→ THE PROBLEM: The records below are made of lines; count those holding the word "تجري" and give the number only.

→ RECORDS FOR PROCESSING:
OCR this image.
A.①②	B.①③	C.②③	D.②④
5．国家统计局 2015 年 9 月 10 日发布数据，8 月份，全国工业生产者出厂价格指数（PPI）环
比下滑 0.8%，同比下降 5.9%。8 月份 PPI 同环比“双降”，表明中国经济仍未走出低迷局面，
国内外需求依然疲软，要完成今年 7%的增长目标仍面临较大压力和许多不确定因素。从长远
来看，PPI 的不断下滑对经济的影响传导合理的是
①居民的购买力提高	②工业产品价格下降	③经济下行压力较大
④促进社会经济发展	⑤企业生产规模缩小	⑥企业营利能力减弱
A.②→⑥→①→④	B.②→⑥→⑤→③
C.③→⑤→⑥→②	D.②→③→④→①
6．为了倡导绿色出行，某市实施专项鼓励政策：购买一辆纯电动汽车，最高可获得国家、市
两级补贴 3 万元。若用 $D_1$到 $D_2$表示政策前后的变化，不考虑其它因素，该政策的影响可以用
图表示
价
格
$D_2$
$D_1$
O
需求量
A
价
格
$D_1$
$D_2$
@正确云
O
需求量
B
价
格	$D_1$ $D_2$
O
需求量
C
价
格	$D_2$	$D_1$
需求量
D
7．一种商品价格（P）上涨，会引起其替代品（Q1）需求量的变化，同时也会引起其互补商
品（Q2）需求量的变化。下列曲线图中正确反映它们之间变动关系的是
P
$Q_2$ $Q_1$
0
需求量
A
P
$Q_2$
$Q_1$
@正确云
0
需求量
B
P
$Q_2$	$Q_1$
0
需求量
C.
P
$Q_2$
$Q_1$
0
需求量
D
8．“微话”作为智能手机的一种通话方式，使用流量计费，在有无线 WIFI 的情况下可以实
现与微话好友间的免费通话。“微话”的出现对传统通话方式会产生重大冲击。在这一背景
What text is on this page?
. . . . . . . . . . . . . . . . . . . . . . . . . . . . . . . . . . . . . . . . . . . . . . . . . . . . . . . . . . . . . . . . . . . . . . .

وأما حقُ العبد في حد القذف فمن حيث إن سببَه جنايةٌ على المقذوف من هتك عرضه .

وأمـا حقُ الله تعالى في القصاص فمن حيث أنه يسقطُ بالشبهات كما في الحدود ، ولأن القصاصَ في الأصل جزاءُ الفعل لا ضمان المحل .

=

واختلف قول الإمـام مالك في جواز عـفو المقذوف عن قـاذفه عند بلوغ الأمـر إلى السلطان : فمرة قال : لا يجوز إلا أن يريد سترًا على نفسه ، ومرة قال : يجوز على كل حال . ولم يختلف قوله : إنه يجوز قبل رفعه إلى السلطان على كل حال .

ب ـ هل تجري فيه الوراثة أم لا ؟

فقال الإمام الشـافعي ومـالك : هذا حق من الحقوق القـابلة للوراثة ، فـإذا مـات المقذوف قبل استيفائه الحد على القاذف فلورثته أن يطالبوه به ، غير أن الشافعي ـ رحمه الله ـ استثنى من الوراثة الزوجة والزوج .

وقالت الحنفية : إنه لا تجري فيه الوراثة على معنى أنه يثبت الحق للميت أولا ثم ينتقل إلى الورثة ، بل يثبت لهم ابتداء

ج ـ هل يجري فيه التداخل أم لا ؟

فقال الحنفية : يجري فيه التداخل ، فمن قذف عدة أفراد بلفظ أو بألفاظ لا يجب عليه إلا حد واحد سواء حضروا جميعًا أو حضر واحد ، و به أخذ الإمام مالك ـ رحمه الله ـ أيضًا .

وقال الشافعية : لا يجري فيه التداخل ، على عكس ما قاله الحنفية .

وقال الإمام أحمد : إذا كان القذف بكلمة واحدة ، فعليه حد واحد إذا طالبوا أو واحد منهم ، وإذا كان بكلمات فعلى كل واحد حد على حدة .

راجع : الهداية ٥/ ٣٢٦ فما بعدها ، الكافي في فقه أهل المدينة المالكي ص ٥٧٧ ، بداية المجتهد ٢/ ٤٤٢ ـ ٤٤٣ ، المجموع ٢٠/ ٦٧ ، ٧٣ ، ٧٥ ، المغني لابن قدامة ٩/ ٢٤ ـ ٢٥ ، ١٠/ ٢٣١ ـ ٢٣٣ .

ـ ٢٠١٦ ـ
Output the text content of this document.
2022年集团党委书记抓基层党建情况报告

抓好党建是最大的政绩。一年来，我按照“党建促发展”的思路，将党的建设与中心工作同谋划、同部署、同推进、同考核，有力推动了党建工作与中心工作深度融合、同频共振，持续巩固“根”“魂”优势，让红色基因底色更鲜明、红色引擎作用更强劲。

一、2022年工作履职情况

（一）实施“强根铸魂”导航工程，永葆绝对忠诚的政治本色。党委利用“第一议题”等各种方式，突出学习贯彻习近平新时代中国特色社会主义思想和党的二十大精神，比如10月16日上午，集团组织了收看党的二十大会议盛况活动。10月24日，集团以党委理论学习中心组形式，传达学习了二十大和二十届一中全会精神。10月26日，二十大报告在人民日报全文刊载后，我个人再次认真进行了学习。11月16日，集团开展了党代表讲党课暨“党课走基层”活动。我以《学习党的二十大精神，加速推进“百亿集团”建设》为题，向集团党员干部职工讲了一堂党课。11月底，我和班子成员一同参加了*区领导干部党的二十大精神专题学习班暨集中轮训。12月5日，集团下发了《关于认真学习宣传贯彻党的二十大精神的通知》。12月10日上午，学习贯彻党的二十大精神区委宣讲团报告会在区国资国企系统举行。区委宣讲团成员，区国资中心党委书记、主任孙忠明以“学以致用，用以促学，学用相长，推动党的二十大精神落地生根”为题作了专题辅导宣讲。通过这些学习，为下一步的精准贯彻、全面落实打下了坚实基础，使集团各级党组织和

→ PROBLEM SOLUTION: 2